- [Exercise objective] Work out how many lines of the data hold the string "title", and reply with that number alone.

— BEGIN —

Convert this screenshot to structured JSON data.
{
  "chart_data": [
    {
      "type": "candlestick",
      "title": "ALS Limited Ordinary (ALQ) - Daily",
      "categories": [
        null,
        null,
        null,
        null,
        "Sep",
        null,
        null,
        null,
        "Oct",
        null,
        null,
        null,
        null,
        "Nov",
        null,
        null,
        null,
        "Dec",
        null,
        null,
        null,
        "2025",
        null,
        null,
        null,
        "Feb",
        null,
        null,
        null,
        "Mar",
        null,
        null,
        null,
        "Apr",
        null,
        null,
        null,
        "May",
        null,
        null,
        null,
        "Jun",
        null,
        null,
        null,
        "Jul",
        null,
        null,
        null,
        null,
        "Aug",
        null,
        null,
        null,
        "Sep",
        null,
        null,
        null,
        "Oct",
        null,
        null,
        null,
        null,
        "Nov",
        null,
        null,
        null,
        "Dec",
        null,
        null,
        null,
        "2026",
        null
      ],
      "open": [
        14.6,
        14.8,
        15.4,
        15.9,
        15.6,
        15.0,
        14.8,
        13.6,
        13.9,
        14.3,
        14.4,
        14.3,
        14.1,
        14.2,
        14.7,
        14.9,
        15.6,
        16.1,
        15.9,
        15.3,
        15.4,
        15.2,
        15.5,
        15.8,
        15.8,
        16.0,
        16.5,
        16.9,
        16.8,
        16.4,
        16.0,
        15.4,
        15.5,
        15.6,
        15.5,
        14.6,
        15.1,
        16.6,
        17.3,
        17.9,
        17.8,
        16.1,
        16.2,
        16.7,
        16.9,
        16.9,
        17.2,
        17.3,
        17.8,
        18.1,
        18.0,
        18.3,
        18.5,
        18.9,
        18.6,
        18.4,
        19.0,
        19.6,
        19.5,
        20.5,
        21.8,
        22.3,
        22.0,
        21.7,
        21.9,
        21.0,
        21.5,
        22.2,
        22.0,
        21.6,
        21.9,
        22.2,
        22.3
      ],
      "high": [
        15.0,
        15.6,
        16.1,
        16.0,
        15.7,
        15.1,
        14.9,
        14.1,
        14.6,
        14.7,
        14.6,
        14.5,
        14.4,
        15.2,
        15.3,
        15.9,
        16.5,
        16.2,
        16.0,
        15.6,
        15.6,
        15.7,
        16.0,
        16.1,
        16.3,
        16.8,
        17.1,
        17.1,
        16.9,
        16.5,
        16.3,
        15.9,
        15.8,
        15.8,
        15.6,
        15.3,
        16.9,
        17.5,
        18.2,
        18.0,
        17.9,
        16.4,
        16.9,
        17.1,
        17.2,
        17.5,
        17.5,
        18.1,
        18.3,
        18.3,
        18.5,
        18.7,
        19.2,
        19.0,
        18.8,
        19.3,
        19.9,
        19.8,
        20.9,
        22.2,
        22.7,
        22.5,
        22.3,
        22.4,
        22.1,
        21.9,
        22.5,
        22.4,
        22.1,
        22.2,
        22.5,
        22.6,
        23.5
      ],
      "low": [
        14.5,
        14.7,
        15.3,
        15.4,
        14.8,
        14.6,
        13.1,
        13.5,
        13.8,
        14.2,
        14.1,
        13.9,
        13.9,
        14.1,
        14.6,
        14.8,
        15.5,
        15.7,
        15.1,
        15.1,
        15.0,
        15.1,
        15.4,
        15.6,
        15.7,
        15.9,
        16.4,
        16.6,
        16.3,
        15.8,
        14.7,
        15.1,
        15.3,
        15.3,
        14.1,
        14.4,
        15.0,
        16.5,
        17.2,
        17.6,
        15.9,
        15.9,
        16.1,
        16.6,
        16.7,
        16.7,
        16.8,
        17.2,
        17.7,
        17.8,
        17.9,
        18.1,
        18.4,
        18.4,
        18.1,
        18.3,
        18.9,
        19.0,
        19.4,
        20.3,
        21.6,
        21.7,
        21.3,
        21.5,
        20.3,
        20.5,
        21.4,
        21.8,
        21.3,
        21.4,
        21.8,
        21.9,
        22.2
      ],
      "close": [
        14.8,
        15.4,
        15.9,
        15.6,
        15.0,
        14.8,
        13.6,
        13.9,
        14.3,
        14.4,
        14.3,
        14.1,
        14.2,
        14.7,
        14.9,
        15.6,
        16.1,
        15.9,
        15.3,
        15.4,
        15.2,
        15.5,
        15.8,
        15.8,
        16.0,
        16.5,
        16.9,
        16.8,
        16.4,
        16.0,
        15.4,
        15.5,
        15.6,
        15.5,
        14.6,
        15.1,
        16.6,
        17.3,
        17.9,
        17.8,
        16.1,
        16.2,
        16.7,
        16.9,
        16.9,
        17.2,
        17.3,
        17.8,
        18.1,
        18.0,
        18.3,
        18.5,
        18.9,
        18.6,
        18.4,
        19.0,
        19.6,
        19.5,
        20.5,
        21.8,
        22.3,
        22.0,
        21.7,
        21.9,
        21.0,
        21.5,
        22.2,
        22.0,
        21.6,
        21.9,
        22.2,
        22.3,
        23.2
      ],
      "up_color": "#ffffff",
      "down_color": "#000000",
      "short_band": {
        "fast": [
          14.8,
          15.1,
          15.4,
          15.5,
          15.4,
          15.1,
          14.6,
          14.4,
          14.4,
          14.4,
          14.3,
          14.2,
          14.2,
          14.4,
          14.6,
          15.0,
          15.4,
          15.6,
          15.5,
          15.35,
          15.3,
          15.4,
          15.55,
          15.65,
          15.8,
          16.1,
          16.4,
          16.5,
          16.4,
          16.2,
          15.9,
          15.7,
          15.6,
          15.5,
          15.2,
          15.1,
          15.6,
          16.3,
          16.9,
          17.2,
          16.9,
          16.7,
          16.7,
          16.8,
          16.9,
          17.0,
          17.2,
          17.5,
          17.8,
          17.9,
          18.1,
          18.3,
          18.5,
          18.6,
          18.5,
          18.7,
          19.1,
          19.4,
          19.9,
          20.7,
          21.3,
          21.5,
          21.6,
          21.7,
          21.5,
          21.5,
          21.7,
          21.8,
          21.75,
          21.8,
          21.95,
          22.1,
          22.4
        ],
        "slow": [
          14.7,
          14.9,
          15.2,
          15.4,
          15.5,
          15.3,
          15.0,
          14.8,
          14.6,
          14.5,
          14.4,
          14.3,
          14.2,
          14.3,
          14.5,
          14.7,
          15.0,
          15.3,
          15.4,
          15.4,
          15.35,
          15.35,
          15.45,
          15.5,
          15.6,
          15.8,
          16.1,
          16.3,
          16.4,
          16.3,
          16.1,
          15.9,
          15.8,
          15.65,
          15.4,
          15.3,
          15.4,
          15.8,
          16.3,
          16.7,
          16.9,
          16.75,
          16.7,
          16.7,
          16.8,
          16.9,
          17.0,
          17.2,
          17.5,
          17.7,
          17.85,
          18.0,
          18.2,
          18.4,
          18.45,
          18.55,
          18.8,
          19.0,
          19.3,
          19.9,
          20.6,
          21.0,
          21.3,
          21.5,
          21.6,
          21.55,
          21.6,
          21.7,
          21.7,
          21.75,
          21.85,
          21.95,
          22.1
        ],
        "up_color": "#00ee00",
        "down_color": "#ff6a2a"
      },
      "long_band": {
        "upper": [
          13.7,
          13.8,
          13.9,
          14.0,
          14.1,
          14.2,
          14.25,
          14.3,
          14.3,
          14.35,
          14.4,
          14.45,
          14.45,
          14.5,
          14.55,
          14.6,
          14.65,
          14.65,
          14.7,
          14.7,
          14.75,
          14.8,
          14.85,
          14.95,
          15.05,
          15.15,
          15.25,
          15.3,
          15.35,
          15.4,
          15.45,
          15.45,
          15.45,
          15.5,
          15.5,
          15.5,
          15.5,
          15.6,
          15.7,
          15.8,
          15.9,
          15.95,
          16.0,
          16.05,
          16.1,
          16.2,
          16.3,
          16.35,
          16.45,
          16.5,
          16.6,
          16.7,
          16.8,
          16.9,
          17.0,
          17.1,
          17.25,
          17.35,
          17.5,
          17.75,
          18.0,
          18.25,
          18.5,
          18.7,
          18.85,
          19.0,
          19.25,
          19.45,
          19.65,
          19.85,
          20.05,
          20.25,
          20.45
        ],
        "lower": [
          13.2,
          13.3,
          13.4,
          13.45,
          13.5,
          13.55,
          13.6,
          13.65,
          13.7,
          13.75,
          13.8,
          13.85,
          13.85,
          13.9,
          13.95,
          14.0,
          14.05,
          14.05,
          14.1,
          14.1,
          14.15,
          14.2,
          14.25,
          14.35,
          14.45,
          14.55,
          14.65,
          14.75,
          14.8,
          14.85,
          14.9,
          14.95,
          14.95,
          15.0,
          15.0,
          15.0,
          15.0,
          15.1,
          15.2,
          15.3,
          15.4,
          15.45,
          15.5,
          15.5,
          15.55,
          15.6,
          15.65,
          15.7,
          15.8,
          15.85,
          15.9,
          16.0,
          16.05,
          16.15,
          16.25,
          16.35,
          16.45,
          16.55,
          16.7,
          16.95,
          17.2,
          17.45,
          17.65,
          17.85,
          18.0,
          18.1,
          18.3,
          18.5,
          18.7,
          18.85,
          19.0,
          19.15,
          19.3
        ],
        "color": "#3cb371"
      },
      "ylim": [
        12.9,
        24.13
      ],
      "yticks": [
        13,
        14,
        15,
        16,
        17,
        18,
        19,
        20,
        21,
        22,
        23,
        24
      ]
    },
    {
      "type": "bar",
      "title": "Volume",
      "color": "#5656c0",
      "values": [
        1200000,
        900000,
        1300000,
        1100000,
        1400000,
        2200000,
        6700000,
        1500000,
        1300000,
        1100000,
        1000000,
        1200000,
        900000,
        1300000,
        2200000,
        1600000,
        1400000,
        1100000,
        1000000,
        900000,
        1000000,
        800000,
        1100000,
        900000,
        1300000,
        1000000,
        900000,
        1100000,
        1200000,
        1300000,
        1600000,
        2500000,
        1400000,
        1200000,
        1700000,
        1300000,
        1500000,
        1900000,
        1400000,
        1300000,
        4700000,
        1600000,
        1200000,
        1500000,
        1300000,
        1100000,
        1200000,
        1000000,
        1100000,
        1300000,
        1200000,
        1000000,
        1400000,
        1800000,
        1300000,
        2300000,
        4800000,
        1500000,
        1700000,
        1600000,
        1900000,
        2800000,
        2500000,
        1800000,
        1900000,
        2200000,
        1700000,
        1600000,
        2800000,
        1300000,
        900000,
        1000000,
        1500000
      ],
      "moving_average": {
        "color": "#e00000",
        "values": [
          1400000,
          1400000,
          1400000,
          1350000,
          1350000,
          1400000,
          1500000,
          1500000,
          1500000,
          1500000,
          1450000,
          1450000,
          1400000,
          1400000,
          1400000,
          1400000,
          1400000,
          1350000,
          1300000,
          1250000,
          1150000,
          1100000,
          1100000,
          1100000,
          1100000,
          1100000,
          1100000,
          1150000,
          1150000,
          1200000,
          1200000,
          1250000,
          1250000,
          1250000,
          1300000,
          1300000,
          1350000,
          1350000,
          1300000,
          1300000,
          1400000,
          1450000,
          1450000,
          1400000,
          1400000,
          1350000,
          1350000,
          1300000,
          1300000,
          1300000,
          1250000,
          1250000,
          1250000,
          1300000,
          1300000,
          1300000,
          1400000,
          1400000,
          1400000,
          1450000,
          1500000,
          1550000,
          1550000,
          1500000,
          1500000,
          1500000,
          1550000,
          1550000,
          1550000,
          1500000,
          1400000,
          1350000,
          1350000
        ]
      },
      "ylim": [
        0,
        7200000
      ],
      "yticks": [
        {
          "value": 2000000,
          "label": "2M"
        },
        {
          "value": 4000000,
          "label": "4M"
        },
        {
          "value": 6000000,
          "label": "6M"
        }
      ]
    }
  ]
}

— END —

- [Reply to the task] 2